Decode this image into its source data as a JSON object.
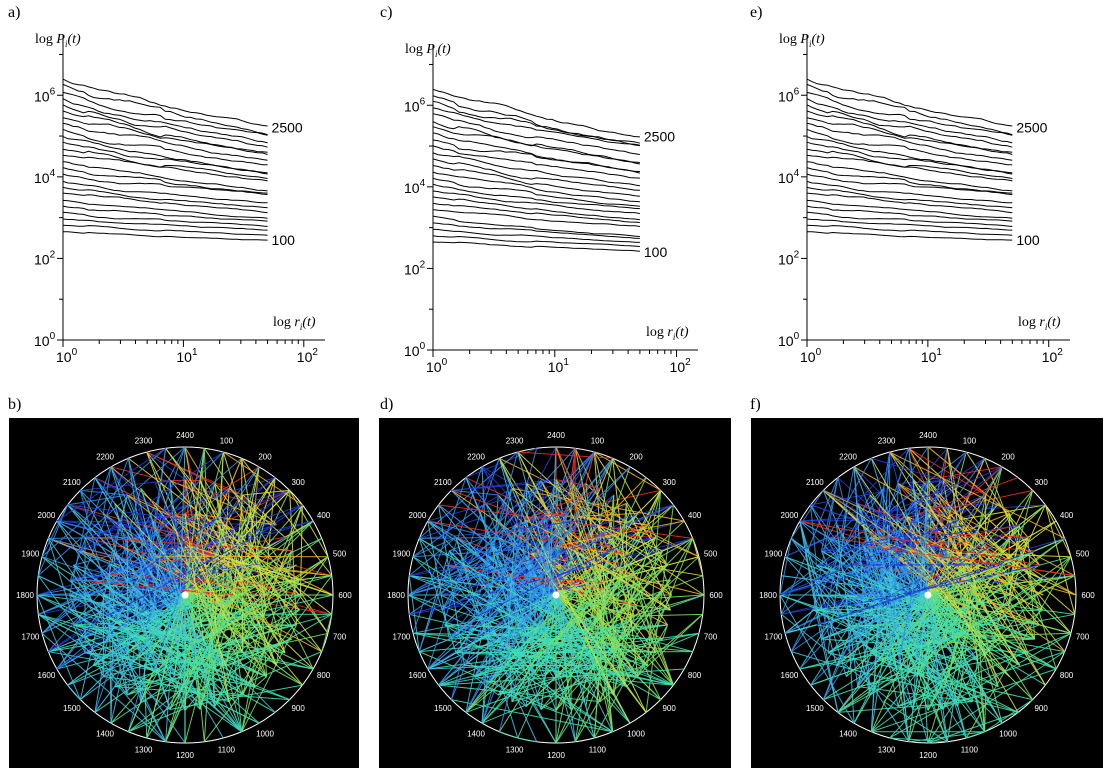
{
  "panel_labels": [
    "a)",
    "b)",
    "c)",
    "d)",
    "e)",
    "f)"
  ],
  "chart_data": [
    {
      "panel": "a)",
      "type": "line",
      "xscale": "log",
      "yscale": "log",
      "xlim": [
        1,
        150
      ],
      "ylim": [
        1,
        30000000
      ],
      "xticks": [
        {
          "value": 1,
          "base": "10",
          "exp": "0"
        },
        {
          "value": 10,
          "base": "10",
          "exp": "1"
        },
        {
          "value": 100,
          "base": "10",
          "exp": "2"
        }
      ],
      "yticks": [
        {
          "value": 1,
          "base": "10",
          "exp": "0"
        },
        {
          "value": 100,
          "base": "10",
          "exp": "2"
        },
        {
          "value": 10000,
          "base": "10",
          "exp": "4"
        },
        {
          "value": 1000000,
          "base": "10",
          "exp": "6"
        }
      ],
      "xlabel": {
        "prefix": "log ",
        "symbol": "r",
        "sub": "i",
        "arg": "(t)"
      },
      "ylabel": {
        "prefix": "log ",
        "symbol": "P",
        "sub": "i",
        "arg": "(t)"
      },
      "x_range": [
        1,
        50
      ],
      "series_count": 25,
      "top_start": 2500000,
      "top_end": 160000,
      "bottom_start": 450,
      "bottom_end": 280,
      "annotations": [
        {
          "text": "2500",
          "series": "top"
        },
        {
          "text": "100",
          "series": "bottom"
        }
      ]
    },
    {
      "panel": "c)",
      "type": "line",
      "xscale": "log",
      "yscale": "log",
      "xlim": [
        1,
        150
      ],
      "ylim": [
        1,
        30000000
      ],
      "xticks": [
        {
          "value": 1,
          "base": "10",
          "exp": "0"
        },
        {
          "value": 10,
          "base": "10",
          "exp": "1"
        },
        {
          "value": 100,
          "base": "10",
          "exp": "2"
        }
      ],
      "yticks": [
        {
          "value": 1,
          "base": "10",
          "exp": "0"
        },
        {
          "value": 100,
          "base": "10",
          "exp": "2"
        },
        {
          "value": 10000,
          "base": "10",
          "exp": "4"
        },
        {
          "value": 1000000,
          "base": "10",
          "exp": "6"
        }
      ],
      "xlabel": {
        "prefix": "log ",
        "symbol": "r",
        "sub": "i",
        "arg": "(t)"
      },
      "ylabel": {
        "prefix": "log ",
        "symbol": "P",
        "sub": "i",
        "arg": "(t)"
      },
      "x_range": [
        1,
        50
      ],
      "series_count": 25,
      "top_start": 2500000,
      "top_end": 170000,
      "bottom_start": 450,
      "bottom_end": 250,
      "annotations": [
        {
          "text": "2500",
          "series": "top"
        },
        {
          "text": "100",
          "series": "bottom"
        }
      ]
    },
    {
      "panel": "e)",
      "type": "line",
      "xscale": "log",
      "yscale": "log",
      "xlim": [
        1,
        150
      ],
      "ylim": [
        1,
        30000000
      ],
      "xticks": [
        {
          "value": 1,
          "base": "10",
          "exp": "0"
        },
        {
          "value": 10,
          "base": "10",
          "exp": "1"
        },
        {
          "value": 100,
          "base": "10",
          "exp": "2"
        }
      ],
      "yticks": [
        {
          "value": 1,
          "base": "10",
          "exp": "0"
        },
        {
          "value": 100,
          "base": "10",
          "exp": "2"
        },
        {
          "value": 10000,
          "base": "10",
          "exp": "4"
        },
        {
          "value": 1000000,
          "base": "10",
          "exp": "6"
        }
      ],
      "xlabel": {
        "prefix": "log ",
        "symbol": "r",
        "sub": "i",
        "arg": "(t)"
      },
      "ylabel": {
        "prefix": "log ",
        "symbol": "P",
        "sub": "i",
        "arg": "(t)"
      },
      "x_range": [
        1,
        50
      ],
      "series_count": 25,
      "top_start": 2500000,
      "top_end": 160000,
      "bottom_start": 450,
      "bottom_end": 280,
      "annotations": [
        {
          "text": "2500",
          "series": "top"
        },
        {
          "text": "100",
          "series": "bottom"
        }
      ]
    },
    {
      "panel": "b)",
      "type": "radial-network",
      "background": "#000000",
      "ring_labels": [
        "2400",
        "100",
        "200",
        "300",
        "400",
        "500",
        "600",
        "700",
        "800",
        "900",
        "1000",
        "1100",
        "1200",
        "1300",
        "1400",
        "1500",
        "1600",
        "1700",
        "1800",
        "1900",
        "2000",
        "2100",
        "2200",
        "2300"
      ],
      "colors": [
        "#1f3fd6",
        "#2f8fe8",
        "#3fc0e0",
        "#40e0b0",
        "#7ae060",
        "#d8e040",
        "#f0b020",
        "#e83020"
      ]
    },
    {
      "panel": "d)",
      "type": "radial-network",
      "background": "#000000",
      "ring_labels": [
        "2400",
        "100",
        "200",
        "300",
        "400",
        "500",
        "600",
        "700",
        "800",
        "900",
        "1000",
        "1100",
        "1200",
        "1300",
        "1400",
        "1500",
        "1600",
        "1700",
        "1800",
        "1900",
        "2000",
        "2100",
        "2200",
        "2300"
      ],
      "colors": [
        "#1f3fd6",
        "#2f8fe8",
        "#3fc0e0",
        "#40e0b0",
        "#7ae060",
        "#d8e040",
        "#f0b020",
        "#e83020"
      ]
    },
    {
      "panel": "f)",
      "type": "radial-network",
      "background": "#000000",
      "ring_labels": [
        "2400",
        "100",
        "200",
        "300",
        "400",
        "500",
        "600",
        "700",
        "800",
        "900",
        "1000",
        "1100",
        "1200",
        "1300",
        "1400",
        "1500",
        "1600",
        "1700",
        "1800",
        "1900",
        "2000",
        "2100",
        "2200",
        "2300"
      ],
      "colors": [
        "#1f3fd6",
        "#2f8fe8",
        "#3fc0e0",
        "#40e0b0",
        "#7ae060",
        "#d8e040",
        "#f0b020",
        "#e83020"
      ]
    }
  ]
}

· · · ·

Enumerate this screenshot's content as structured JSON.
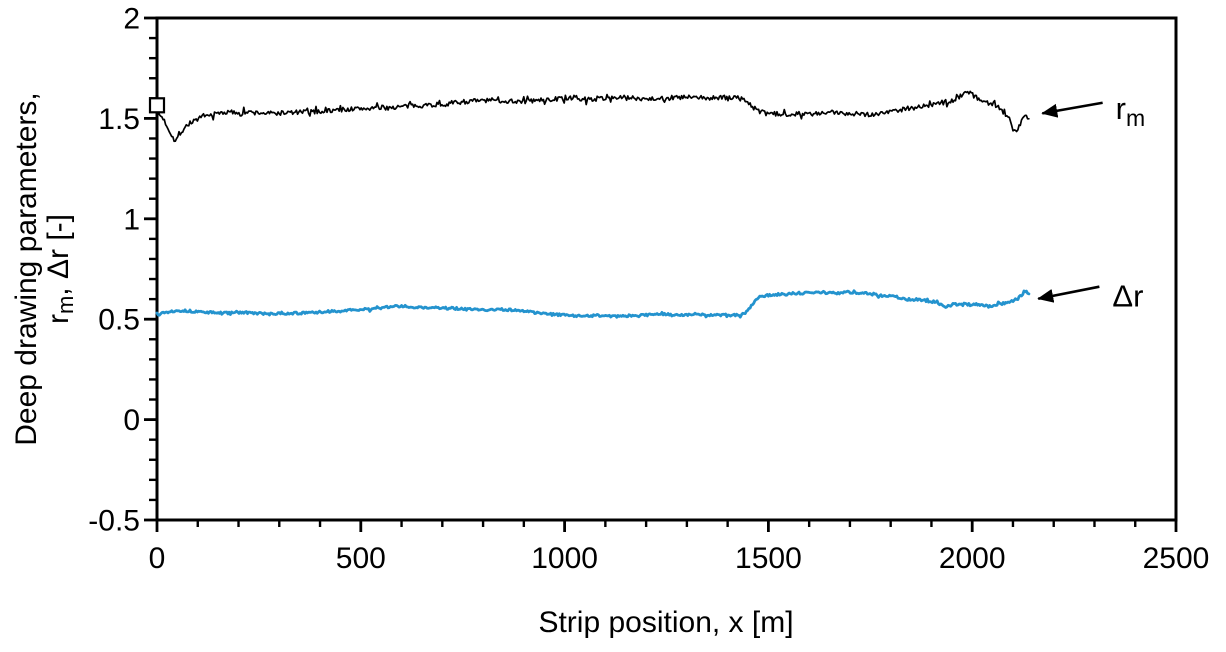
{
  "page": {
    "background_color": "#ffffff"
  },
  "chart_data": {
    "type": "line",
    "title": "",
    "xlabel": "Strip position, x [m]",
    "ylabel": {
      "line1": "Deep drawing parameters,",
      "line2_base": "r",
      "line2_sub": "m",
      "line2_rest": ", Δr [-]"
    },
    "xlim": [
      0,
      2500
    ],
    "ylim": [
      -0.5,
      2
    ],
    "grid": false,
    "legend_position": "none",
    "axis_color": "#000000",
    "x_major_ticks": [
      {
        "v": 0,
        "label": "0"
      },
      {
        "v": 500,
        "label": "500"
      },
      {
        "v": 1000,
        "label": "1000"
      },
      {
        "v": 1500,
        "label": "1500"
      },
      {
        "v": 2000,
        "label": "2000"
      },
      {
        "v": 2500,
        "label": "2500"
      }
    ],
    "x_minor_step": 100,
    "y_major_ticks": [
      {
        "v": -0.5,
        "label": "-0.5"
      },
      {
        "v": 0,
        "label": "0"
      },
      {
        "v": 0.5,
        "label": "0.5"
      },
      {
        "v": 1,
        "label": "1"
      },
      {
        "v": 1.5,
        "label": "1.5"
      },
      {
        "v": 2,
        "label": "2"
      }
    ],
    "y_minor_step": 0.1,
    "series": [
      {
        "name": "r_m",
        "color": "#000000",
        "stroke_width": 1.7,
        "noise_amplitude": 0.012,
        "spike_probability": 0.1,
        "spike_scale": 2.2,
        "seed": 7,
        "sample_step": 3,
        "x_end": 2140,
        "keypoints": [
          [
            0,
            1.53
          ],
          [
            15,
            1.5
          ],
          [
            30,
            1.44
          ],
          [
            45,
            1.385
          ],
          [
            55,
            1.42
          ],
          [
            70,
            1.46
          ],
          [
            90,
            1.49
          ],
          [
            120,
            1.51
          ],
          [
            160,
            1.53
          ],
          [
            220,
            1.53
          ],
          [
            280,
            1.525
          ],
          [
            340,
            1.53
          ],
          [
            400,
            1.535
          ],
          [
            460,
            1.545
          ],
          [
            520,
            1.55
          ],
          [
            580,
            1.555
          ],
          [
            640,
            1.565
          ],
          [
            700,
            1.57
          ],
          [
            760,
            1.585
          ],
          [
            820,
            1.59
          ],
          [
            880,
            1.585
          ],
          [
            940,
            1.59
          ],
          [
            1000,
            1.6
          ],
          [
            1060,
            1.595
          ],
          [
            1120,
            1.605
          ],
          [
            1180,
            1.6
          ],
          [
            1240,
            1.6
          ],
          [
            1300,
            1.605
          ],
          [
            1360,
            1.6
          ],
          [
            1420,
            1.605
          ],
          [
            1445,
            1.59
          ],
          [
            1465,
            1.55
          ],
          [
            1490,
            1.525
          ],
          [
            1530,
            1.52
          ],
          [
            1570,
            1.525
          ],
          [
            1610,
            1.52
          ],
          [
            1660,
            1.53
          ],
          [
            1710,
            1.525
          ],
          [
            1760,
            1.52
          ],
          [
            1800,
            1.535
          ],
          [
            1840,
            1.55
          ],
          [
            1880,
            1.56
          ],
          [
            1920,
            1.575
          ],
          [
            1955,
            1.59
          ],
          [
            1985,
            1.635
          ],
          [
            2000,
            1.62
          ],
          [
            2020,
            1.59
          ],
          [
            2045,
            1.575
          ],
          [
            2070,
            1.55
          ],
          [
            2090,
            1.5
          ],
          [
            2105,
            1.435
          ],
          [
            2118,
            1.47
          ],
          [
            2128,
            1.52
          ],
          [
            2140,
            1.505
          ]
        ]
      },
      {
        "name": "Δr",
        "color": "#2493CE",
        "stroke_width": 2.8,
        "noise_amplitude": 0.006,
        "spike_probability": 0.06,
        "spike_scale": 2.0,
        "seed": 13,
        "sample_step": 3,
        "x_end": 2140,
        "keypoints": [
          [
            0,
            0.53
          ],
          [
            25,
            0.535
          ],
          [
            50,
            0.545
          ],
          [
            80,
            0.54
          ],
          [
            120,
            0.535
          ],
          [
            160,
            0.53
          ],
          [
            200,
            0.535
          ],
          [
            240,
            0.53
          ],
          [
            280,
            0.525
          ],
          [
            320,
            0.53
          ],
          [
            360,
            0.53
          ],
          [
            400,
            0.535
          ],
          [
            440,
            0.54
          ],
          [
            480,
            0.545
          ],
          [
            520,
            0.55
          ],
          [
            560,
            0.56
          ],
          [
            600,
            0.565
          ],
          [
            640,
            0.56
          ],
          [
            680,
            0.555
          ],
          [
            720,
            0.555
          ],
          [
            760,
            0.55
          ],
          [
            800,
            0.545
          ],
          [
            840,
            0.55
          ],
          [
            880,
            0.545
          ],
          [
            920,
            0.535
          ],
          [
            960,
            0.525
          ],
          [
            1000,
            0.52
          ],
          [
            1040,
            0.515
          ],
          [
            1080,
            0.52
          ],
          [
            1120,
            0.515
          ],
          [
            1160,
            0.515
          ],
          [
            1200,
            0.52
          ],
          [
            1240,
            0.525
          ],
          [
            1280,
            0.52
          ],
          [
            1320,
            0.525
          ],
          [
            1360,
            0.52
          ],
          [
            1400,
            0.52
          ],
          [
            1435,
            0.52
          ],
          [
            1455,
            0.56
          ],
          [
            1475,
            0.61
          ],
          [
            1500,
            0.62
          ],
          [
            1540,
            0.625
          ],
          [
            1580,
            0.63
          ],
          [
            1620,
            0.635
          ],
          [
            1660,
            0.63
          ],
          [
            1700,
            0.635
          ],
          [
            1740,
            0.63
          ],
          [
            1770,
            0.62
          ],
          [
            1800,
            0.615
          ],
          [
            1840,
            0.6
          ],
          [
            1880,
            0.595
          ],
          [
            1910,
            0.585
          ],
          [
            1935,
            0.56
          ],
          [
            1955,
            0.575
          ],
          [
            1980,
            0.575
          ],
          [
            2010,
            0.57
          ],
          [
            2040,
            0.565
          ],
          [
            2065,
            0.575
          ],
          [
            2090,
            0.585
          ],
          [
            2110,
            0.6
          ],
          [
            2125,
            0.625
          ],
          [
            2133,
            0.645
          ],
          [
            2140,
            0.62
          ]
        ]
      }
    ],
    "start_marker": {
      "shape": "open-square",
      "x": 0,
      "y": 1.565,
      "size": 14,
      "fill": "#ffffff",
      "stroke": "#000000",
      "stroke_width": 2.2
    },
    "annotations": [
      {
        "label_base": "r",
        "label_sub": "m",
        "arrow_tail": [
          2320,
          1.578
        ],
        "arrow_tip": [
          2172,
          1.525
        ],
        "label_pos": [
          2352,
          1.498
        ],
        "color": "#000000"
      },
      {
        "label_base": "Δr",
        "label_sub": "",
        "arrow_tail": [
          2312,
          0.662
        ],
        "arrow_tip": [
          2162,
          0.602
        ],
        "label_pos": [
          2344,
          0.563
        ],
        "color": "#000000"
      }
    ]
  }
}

· · · ·

Work to do → In the listing above, locate each line with "this" and copy it.

Task answer →
Decode this image into its source data as a JSON object.
Enumerate this screenshot's content as structured JSON.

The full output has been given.